_EXERCISE INSTRUCTIONS_
Pull every "this" line out of the data below.

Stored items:
....

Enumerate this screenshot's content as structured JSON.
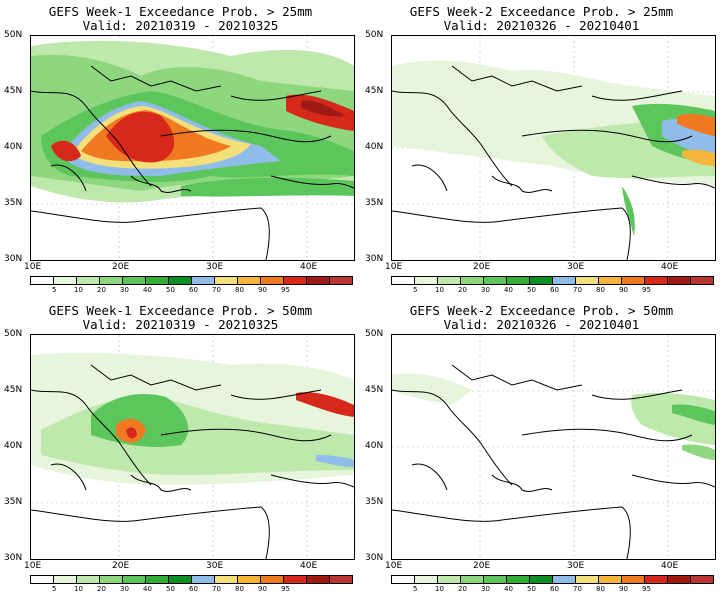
{
  "panels": [
    {
      "title": "GEFS Week-1 Exceedance Prob. > 25mm",
      "valid": "Valid: 20210319 - 20210325"
    },
    {
      "title": "GEFS Week-2 Exceedance Prob. > 25mm",
      "valid": "Valid: 20210326 - 20210401"
    },
    {
      "title": "GEFS Week-1 Exceedance Prob. > 50mm",
      "valid": "Valid: 20210319 - 20210325"
    },
    {
      "title": "GEFS Week-2 Exceedance Prob. > 50mm",
      "valid": "Valid: 20210326 - 20210401"
    }
  ],
  "axes": {
    "lat_labels": [
      "50N",
      "45N",
      "40N",
      "35N",
      "30N"
    ],
    "lon_labels": [
      "10E",
      "20E",
      "30E",
      "40E"
    ]
  },
  "colorbar": {
    "labels": [
      "5",
      "10",
      "20",
      "30",
      "40",
      "50",
      "60",
      "70",
      "80",
      "90",
      "95"
    ],
    "colors": [
      "#ffffff",
      "#e6f5dc",
      "#bfe8ad",
      "#8fd77f",
      "#5cc55c",
      "#33ad3a",
      "#0a8f24",
      "#8fbce8",
      "#f4e07a",
      "#f5b43a",
      "#ef7a22",
      "#d6281b",
      "#9e1a12",
      "#b8362f"
    ]
  },
  "map_colors": {
    "land_light": "#e6f5dc",
    "low": "#bfe8ad",
    "mid": "#8fd77f",
    "green": "#5cc55c",
    "dark_green": "#33ad3a",
    "blue": "#8fbce8",
    "yellow": "#f4e07a",
    "orange": "#f5b43a",
    "dark_orange": "#ef7a22",
    "red": "#d6281b",
    "dark_red": "#9e1a12"
  }
}
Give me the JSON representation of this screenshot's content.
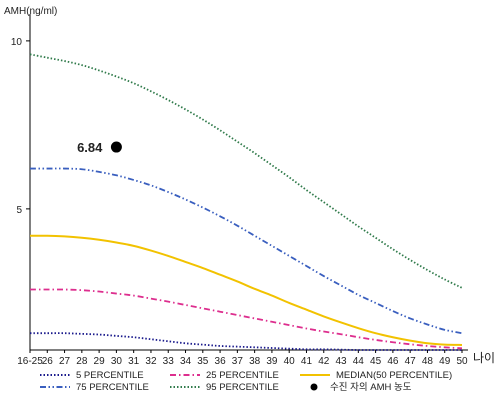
{
  "chart_data": {
    "type": "line",
    "ylabel": "AMH(ng/ml)",
    "xlabel": "나이",
    "x_ticks": [
      "16-25",
      "26",
      "27",
      "28",
      "29",
      "30",
      "31",
      "32",
      "33",
      "34",
      "35",
      "36",
      "37",
      "38",
      "39",
      "40",
      "41",
      "42",
      "43",
      "44",
      "45",
      "46",
      "47",
      "48",
      "49",
      "50"
    ],
    "y_ticks": [
      "10",
      "5"
    ],
    "ylim": [
      0.8,
      10.8
    ],
    "grid": false,
    "legend_position": "bottom",
    "series": [
      {
        "name": "5 PERCENTILE",
        "style": "dotted",
        "color": "#1a1a8c",
        "values": [
          1.3,
          1.3,
          1.3,
          1.28,
          1.26,
          1.22,
          1.18,
          1.12,
          1.06,
          1.0,
          0.96,
          0.92,
          0.9,
          0.88,
          0.86,
          0.84,
          0.82,
          0.82,
          0.81,
          0.8,
          0.8,
          0.8,
          0.8,
          0.8,
          0.8,
          0.8
        ]
      },
      {
        "name": "25 PERCENTILE",
        "style": "dash-dot",
        "color": "#dd2e8e",
        "values": [
          2.6,
          2.6,
          2.6,
          2.58,
          2.54,
          2.48,
          2.42,
          2.33,
          2.24,
          2.14,
          2.04,
          1.94,
          1.84,
          1.74,
          1.64,
          1.54,
          1.44,
          1.35,
          1.27,
          1.18,
          1.1,
          1.03,
          0.97,
          0.92,
          0.88,
          0.85
        ]
      },
      {
        "name": "MEDIAN(50 PERCENTILE)",
        "style": "solid",
        "color": "#f2c200",
        "values": [
          4.2,
          4.2,
          4.18,
          4.14,
          4.08,
          4.0,
          3.9,
          3.76,
          3.6,
          3.42,
          3.24,
          3.04,
          2.84,
          2.62,
          2.42,
          2.2,
          2.0,
          1.8,
          1.62,
          1.45,
          1.3,
          1.18,
          1.08,
          1.0,
          0.96,
          0.95
        ]
      },
      {
        "name": "75 PERCENTILE",
        "style": "dash-dot-dot",
        "color": "#3a5fbf",
        "values": [
          6.2,
          6.2,
          6.2,
          6.18,
          6.1,
          6.0,
          5.86,
          5.7,
          5.5,
          5.28,
          5.04,
          4.78,
          4.5,
          4.2,
          3.9,
          3.6,
          3.3,
          3.0,
          2.72,
          2.44,
          2.2,
          1.96,
          1.74,
          1.56,
          1.4,
          1.3
        ]
      },
      {
        "name": "95 PERCENTILE",
        "style": "dotted",
        "color": "#2f7a4a",
        "values": [
          9.6,
          9.5,
          9.4,
          9.28,
          9.12,
          8.94,
          8.74,
          8.5,
          8.24,
          7.96,
          7.66,
          7.34,
          7.0,
          6.66,
          6.3,
          5.94,
          5.56,
          5.2,
          4.84,
          4.48,
          4.14,
          3.8,
          3.48,
          3.18,
          2.9,
          2.65
        ]
      }
    ],
    "marker": {
      "label": "수진 자의 AMH 농도",
      "x": "30",
      "y": 6.84,
      "value_label": "6.84",
      "color": "#000000"
    }
  }
}
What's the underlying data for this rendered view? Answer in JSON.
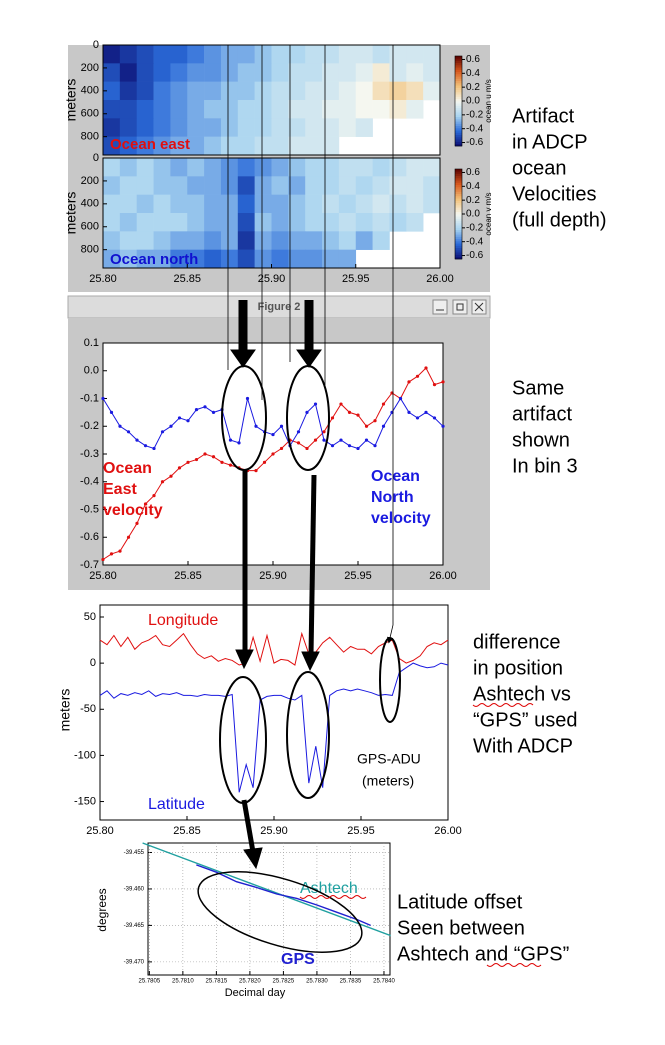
{
  "chart_data": [
    {
      "type": "heatmap",
      "label": "Ocean east",
      "label_color": "#e01010",
      "ylabel": "meters",
      "colorbar_label": "ocean u m/s",
      "xbins": [
        25.8,
        25.81,
        25.82,
        25.83,
        25.84,
        25.85,
        25.86,
        25.87,
        25.88,
        25.89,
        25.9,
        25.91,
        25.92,
        25.93,
        25.94,
        25.95,
        25.96,
        25.97,
        25.98,
        25.99,
        26.0
      ],
      "ybins": [
        0,
        160,
        320,
        480,
        640,
        800,
        960
      ],
      "xlim": [
        25.8,
        26.0
      ],
      "ylim": [
        0,
        960
      ],
      "y_inverted": true,
      "yticks": [
        0,
        200,
        400,
        600,
        800
      ],
      "clim": [
        -0.65,
        0.65
      ],
      "colormap": [
        "#0b0b70",
        "#2a6ad8",
        "#a9d4f0",
        "#f5f7f0",
        "#f2c27a",
        "#d8581e",
        "#5a0000"
      ],
      "cticks": [
        0.6,
        0.4,
        0.2,
        {
          "value": 0,
          "label": "0.0"
        },
        -0.2,
        -0.4,
        -0.6
      ],
      "values": [
        [
          -0.6,
          -0.55,
          -0.5,
          -0.45,
          -0.45,
          -0.4,
          -0.35,
          -0.3,
          -0.3,
          -0.25,
          -0.2,
          -0.2,
          -0.15,
          -0.15,
          -0.1,
          -0.1,
          -0.15,
          -0.1,
          -0.1,
          -0.1
        ],
        [
          -0.5,
          -0.6,
          -0.5,
          -0.45,
          -0.4,
          -0.35,
          -0.35,
          -0.3,
          -0.25,
          -0.25,
          -0.2,
          -0.15,
          -0.15,
          -0.1,
          -0.1,
          -0.05,
          0.05,
          -0.1,
          -0.05,
          -0.1
        ],
        [
          -0.45,
          -0.55,
          -0.5,
          -0.4,
          -0.35,
          -0.3,
          -0.3,
          -0.25,
          -0.25,
          -0.2,
          -0.15,
          -0.15,
          -0.1,
          -0.1,
          -0.05,
          0,
          0.1,
          0.15,
          0.1,
          -0.05
        ],
        [
          -0.5,
          -0.5,
          -0.45,
          -0.4,
          -0.35,
          -0.3,
          -0.25,
          -0.25,
          -0.2,
          -0.2,
          -0.15,
          -0.1,
          -0.1,
          -0.05,
          -0.05,
          0,
          0,
          0.05,
          -0.05,
          null
        ],
        [
          -0.55,
          -0.5,
          -0.45,
          -0.4,
          -0.35,
          -0.3,
          -0.3,
          -0.25,
          -0.2,
          -0.2,
          -0.15,
          -0.15,
          -0.1,
          -0.1,
          -0.05,
          -0.1,
          null,
          null,
          null,
          null
        ],
        [
          -0.5,
          -0.45,
          -0.4,
          -0.35,
          -0.3,
          -0.3,
          -0.25,
          -0.2,
          -0.2,
          -0.15,
          -0.15,
          -0.1,
          -0.1,
          -0.1,
          null,
          null,
          null,
          null,
          null,
          null
        ]
      ]
    },
    {
      "type": "heatmap",
      "label": "Ocean north",
      "label_color": "#1010d0",
      "ylabel": "meters",
      "colorbar_label": "ocean v m/s",
      "xbins": [
        25.8,
        25.81,
        25.82,
        25.83,
        25.84,
        25.85,
        25.86,
        25.87,
        25.88,
        25.89,
        25.9,
        25.91,
        25.92,
        25.93,
        25.94,
        25.95,
        25.96,
        25.97,
        25.98,
        25.99,
        26.0
      ],
      "ybins": [
        0,
        160,
        320,
        480,
        640,
        800,
        960
      ],
      "xlim": [
        25.8,
        26.0
      ],
      "ylim": [
        0,
        960
      ],
      "y_inverted": true,
      "yticks": [
        0,
        200,
        400,
        600,
        800
      ],
      "xticks": [
        {
          "value": 25.8,
          "label": "25.80"
        },
        {
          "value": 25.85,
          "label": "25.85"
        },
        {
          "value": 25.9,
          "label": "25.90"
        },
        {
          "value": 25.95,
          "label": "25.95"
        },
        {
          "value": 26,
          "label": "26.00"
        }
      ],
      "clim": [
        -0.65,
        0.65
      ],
      "colormap": [
        "#0b0b70",
        "#2a6ad8",
        "#a9d4f0",
        "#f5f7f0",
        "#f2c27a",
        "#d8581e",
        "#5a0000"
      ],
      "cticks": [
        0.6,
        0.4,
        0.2,
        {
          "value": 0,
          "label": "0.0"
        },
        -0.2,
        -0.4,
        -0.6
      ],
      "values": [
        [
          -0.2,
          -0.25,
          -0.2,
          -0.25,
          -0.3,
          -0.25,
          -0.3,
          -0.35,
          -0.4,
          -0.35,
          -0.3,
          -0.25,
          -0.2,
          -0.2,
          -0.15,
          -0.15,
          -0.2,
          -0.15,
          -0.1,
          -0.1
        ],
        [
          -0.25,
          -0.2,
          -0.2,
          -0.25,
          -0.25,
          -0.3,
          -0.3,
          -0.35,
          -0.5,
          -0.3,
          -0.25,
          -0.3,
          -0.2,
          -0.2,
          -0.15,
          -0.2,
          -0.15,
          -0.1,
          -0.1,
          -0.15
        ],
        [
          -0.2,
          -0.2,
          -0.25,
          -0.2,
          -0.25,
          -0.25,
          -0.3,
          -0.3,
          -0.45,
          -0.3,
          -0.3,
          -0.25,
          -0.2,
          -0.15,
          -0.2,
          -0.15,
          -0.1,
          -0.15,
          -0.1,
          -0.15
        ],
        [
          -0.2,
          -0.25,
          -0.2,
          -0.2,
          -0.2,
          -0.25,
          -0.3,
          -0.3,
          -0.5,
          -0.25,
          -0.3,
          -0.25,
          -0.2,
          -0.2,
          -0.15,
          -0.2,
          -0.15,
          -0.2,
          -0.15,
          null
        ],
        [
          -0.25,
          -0.2,
          -0.2,
          -0.25,
          -0.3,
          -0.3,
          -0.35,
          -0.3,
          -0.55,
          -0.3,
          -0.35,
          -0.3,
          -0.3,
          -0.25,
          -0.2,
          -0.3,
          -0.2,
          null,
          null,
          null
        ],
        [
          -0.3,
          -0.25,
          -0.3,
          -0.3,
          -0.4,
          -0.4,
          -0.45,
          -0.4,
          -0.5,
          -0.35,
          -0.4,
          -0.35,
          -0.35,
          -0.3,
          -0.3,
          null,
          null,
          null,
          null,
          null
        ]
      ]
    },
    {
      "type": "line",
      "window_title": "Figure 2",
      "markers": true,
      "xlim": [
        25.8,
        26.0
      ],
      "ylim": [
        -0.7,
        0.1
      ],
      "xticks": [
        {
          "value": 25.8,
          "label": "25.80"
        },
        {
          "value": 25.85,
          "label": "25.85"
        },
        {
          "value": 25.9,
          "label": "25.90"
        },
        {
          "value": 25.95,
          "label": "25.95"
        },
        {
          "value": 26,
          "label": "26.00"
        }
      ],
      "yticks": [
        0.1,
        {
          "value": 0,
          "label": "0.0"
        },
        -0.1,
        -0.2,
        -0.3,
        -0.4,
        -0.5,
        -0.6,
        -0.7
      ],
      "x": [
        25.8,
        25.805,
        25.81,
        25.815,
        25.82,
        25.825,
        25.83,
        25.835,
        25.84,
        25.845,
        25.85,
        25.855,
        25.86,
        25.865,
        25.87,
        25.875,
        25.88,
        25.885,
        25.89,
        25.895,
        25.9,
        25.905,
        25.91,
        25.915,
        25.92,
        25.925,
        25.93,
        25.935,
        25.94,
        25.945,
        25.95,
        25.955,
        25.96,
        25.965,
        25.97,
        25.975,
        25.98,
        25.985,
        25.99,
        25.995,
        26.0
      ],
      "series": [
        {
          "name": [
            "Ocean",
            "East",
            "velocity"
          ],
          "color": "#e01010",
          "values": [
            -0.68,
            -0.66,
            -0.65,
            -0.6,
            -0.55,
            -0.48,
            -0.45,
            -0.4,
            -0.38,
            -0.35,
            -0.33,
            -0.32,
            -0.3,
            -0.31,
            -0.33,
            -0.34,
            -0.35,
            -0.36,
            -0.36,
            -0.33,
            -0.3,
            -0.28,
            -0.25,
            -0.26,
            -0.28,
            -0.25,
            -0.22,
            -0.17,
            -0.12,
            -0.15,
            -0.16,
            -0.2,
            -0.18,
            -0.12,
            -0.08,
            -0.1,
            -0.04,
            -0.02,
            0.01,
            -0.05,
            -0.04
          ]
        },
        {
          "name": [
            "Ocean",
            "North",
            "velocity"
          ],
          "color": "#1a1ae0",
          "values": [
            -0.1,
            -0.15,
            -0.2,
            -0.22,
            -0.25,
            -0.27,
            -0.28,
            -0.22,
            -0.2,
            -0.17,
            -0.18,
            -0.14,
            -0.13,
            -0.15,
            -0.14,
            -0.25,
            -0.26,
            -0.1,
            -0.2,
            -0.22,
            -0.23,
            -0.2,
            -0.27,
            -0.22,
            -0.15,
            -0.12,
            -0.25,
            -0.27,
            -0.25,
            -0.27,
            -0.28,
            -0.25,
            -0.27,
            -0.2,
            -0.15,
            -0.1,
            -0.15,
            -0.17,
            -0.15,
            -0.17,
            -0.2
          ]
        }
      ]
    },
    {
      "type": "line",
      "ylabel": "meters",
      "xlim": [
        25.8,
        26.0
      ],
      "ylim": [
        -170,
        63
      ],
      "xticks": [
        {
          "value": 25.8,
          "label": "25.80"
        },
        {
          "value": 25.85,
          "label": "25.85"
        },
        {
          "value": 25.9,
          "label": "25.90"
        },
        {
          "value": 25.95,
          "label": "25.95"
        },
        {
          "value": 26,
          "label": "26.00"
        }
      ],
      "yticks": [
        50,
        0,
        -50,
        -100,
        -150
      ],
      "annotation": [
        "GPS-ADU",
        "(meters)"
      ],
      "x": [
        25.8,
        25.804,
        25.808,
        25.812,
        25.816,
        25.82,
        25.824,
        25.828,
        25.832,
        25.836,
        25.84,
        25.844,
        25.848,
        25.852,
        25.856,
        25.86,
        25.864,
        25.868,
        25.872,
        25.876,
        25.88,
        25.884,
        25.888,
        25.892,
        25.896,
        25.9,
        25.904,
        25.908,
        25.912,
        25.916,
        25.92,
        25.924,
        25.928,
        25.932,
        25.936,
        25.94,
        25.944,
        25.948,
        25.952,
        25.956,
        25.96,
        25.964,
        25.968,
        25.972,
        25.976,
        25.98,
        25.984,
        25.988,
        25.992,
        25.996,
        26.0
      ],
      "series": [
        {
          "name": [
            "Longitude"
          ],
          "color": "#e01010",
          "values": [
            25,
            20,
            30,
            18,
            28,
            15,
            22,
            25,
            30,
            20,
            18,
            25,
            32,
            20,
            10,
            5,
            8,
            2,
            5,
            3,
            -2,
            0,
            28,
            2,
            30,
            0,
            4,
            3,
            -2,
            32,
            10,
            12,
            22,
            28,
            20,
            12,
            18,
            15,
            15,
            10,
            18,
            22,
            25,
            5,
            0,
            3,
            8,
            18,
            22,
            20,
            25
          ]
        },
        {
          "name": [
            "Latitude"
          ],
          "color": "#1a1ae0",
          "values": [
            -35,
            -30,
            -38,
            -33,
            -35,
            -32,
            -34,
            -30,
            -36,
            -33,
            -34,
            -32,
            -35,
            -35,
            -36,
            -34,
            -35,
            -35,
            -36,
            -34,
            -140,
            -110,
            -135,
            -40,
            -36,
            -35,
            -35,
            -38,
            -40,
            -35,
            -130,
            -90,
            -135,
            -35,
            -30,
            -28,
            -30,
            -28,
            -30,
            -32,
            -35,
            -34,
            -35,
            -10,
            -5,
            0,
            -3,
            -5,
            -4,
            0,
            -2
          ]
        }
      ]
    },
    {
      "type": "line",
      "grid": true,
      "xlabel": "Decimal day",
      "ylabel": "degrees",
      "xlim": [
        25.78048,
        25.78409
      ],
      "ylim": [
        -39.4718,
        -39.4537
      ],
      "xticks": [
        {
          "value": 25.7805,
          "label": "25.7805"
        },
        {
          "value": 25.781,
          "label": "25.7810"
        },
        {
          "value": 25.7815,
          "label": "25.7815"
        },
        {
          "value": 25.782,
          "label": "25.7820"
        },
        {
          "value": 25.7825,
          "label": "25.7825"
        },
        {
          "value": 25.783,
          "label": "25.7830"
        },
        {
          "value": 25.7835,
          "label": "25.7835"
        },
        {
          "value": 25.784,
          "label": "25.7840"
        }
      ],
      "yticks": [
        -39.455,
        {
          "value": -39.46,
          "label": "-39.460"
        },
        -39.465,
        {
          "value": -39.47,
          "label": "-39.470"
        }
      ],
      "series": [
        {
          "name": [
            "Ashtech"
          ],
          "color": "#20a0a0",
          "x": [
            25.7804,
            25.7841
          ],
          "values": [
            -39.4537,
            -39.4664
          ]
        },
        {
          "name": [
            "GPS"
          ],
          "color": "#2020d0",
          "x": [
            25.7812,
            25.7815,
            25.7818,
            25.7821,
            25.7824,
            25.7827,
            25.783,
            25.7833,
            25.7836,
            25.7838
          ],
          "values": [
            -39.4567,
            -39.4577,
            -39.459,
            -39.4598,
            -39.4607,
            -39.4613,
            -39.4622,
            -39.4632,
            -39.4642,
            -39.465
          ]
        }
      ]
    }
  ],
  "notes": [
    [
      "Artifact",
      "in ADCP",
      "ocean",
      "Velocities",
      "(full depth)"
    ],
    [
      "Same",
      "artifact",
      "shown",
      "In bin 3"
    ],
    [
      "difference",
      "in position",
      "Ashtech vs",
      "“GPS” used",
      "With ADCP"
    ],
    [
      "Latitude offset",
      "Seen between",
      "Ashtech and “GPS”"
    ]
  ]
}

....

_WRITTEN SOLUTION_
Enumerate this screenshot's content as structured JSON.
Give me the JSON representation of this screenshot's content.
What's the underlying data for this rendered view? Answer in JSON.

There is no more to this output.